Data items
## BEGIN

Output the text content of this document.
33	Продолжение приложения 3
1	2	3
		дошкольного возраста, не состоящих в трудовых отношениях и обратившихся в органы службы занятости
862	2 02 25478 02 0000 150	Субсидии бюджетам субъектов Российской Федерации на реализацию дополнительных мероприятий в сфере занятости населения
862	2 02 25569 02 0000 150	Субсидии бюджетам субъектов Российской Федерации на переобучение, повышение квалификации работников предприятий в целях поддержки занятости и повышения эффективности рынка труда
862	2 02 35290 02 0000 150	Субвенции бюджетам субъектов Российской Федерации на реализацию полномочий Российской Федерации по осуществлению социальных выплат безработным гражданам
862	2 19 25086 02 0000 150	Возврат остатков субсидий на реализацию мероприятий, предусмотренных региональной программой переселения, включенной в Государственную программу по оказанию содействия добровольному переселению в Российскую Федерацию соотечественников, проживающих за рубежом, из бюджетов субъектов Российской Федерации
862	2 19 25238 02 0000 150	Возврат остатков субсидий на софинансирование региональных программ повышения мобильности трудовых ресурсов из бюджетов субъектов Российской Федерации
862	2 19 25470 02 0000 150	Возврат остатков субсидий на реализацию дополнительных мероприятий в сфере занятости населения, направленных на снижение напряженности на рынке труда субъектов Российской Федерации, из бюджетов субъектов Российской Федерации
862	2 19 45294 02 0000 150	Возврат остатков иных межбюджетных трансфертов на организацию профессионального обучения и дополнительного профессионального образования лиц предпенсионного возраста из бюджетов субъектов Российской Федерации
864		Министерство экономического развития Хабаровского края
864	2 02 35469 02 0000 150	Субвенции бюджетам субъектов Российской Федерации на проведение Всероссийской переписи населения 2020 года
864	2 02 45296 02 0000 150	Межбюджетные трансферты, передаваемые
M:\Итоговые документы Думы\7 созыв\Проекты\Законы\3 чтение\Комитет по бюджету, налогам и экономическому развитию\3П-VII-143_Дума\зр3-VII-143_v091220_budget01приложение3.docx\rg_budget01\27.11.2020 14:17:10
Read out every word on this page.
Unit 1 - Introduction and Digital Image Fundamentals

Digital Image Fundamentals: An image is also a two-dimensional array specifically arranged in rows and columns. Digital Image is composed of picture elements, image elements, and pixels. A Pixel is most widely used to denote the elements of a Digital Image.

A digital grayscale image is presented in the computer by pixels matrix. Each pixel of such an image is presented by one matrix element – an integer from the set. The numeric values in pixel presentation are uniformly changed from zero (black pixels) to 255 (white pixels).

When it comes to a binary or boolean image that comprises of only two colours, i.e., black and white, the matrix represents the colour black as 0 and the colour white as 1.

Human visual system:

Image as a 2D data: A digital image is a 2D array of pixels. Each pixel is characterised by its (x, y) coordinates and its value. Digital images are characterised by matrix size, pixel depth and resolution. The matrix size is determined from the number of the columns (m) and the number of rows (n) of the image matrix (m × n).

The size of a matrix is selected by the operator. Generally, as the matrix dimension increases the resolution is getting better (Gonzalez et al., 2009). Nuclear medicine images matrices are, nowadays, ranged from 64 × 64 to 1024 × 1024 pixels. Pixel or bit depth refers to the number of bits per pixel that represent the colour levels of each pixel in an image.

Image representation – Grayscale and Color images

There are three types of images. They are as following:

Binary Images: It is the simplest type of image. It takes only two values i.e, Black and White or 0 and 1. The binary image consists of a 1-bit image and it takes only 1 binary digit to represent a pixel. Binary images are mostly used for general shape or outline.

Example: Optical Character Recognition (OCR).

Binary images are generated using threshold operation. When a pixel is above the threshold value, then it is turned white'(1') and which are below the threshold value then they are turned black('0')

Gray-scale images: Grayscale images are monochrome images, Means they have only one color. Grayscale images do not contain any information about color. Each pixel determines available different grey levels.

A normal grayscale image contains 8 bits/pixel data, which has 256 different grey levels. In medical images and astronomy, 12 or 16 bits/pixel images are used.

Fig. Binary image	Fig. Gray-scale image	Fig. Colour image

## END

## AIM
Please repeat the material above, word for word and in full.

## SOLUTION FOR THIS TASK
Output the text content of this document.
33	Продолжение приложения 3
1	2	3
		дошкольного возраста, не состоящих в трудовых отношениях и обратившихся в органы службы занятости
862	2 02 25478 02 0000 150	Субсидии бюджетам субъектов Российской Федерации на реализацию дополнительных мероприятий в сфере занятости населения
862	2 02 25569 02 0000 150	Субсидии бюджетам субъектов Российской Федерации на переобучение, повышение квалификации работников предприятий в целях поддержки занятости и повышения эффективности рынка труда
862	2 02 35290 02 0000 150	Субвенции бюджетам субъектов Российской Федерации на реализацию полномочий Российской Федерации по осуществлению социальных выплат безработным гражданам
862	2 19 25086 02 0000 150	Возврат остатков субсидий на реализацию мероприятий, предусмотренных региональной программой переселения, включенной в Государственную программу по оказанию содействия добровольному переселению в Российскую Федерацию соотечественников, проживающих за рубежом, из бюджетов субъектов Российской Федерации
862	2 19 25238 02 0000 150	Возврат остатков субсидий на софинансирование региональных программ повышения мобильности трудовых ресурсов из бюджетов субъектов Российской Федерации
862	2 19 25470 02 0000 150	Возврат остатков субсидий на реализацию дополнительных мероприятий в сфере занятости населения, направленных на снижение напряженности на рынке труда субъектов Российской Федерации, из бюджетов субъектов Российской Федерации
862	2 19 45294 02 0000 150	Возврат остатков иных межбюджетных трансфертов на организацию профессионального обучения и дополнительного профессионального образования лиц предпенсионного возраста из бюджетов субъектов Российской Федерации
864		Министерство экономического развития Хабаровского края
864	2 02 35469 02 0000 150	Субвенции бюджетам субъектов Российской Федерации на проведение Всероссийской переписи населения 2020 года
864	2 02 45296 02 0000 150	Межбюджетные трансферты, передаваемые
M:\Итоговые документы Думы\7 созыв\Проекты\Законы\3 чтение\Комитет по бюджету, налогам и экономическому развитию\3П-VII-143_Дума\зр3-VII-143_v091220_budget01приложение3.docx\rg_budget01\27.11.2020 14:17:10
Read out every word on this page.
Unit 1 - Introduction and Digital Image Fundamentals

Digital Image Fundamentals: An image is also a two-dimensional array specifically arranged in rows and columns. Digital Image is composed of picture elements, image elements, and pixels. A Pixel is most widely used to denote the elements of a Digital Image.

A digital grayscale image is presented in the computer by pixels matrix. Each pixel of such an image is presented by one matrix element – an integer from the set. The numeric values in pixel presentation are uniformly changed from zero (black pixels) to 255 (white pixels).

When it comes to a binary or boolean image that comprises of only two colours, i.e., black and white, the matrix represents the colour black as 0 and the colour white as 1.

Human visual system:

Image as a 2D data: A digital image is a 2D array of pixels. Each pixel is characterised by its (x, y) coordinates and its value. Digital images are characterised by matrix size, pixel depth and resolution. The matrix size is determined from the number of the columns (m) and the number of rows (n) of the image matrix (m × n).

The size of a matrix is selected by the operator. Generally, as the matrix dimension increases the resolution is getting better (Gonzalez et al., 2009). Nuclear medicine images matrices are, nowadays, ranged from 64 × 64 to 1024 × 1024 pixels. Pixel or bit depth refers to the number of bits per pixel that represent the colour levels of each pixel in an image.

Image representation – Grayscale and Color images

There are three types of images. They are as following:

Binary Images: It is the simplest type of image. It takes only two values i.e, Black and White or 0 and 1. The binary image consists of a 1-bit image and it takes only 1 binary digit to represent a pixel. Binary images are mostly used for general shape or outline.

Example: Optical Character Recognition (OCR).

Binary images are generated using threshold operation. When a pixel is above the threshold value, then it is turned white'(1') and which are below the threshold value then they are turned black('0')

Gray-scale images: Grayscale images are monochrome images, Means they have only one color. Grayscale images do not contain any information about color. Each pixel determines available different grey levels.

A normal grayscale image contains 8 bits/pixel data, which has 256 different grey levels. In medical images and astronomy, 12 or 16 bits/pixel images are used.

Fig. Binary image	Fig. Gray-scale image	Fig. Colour image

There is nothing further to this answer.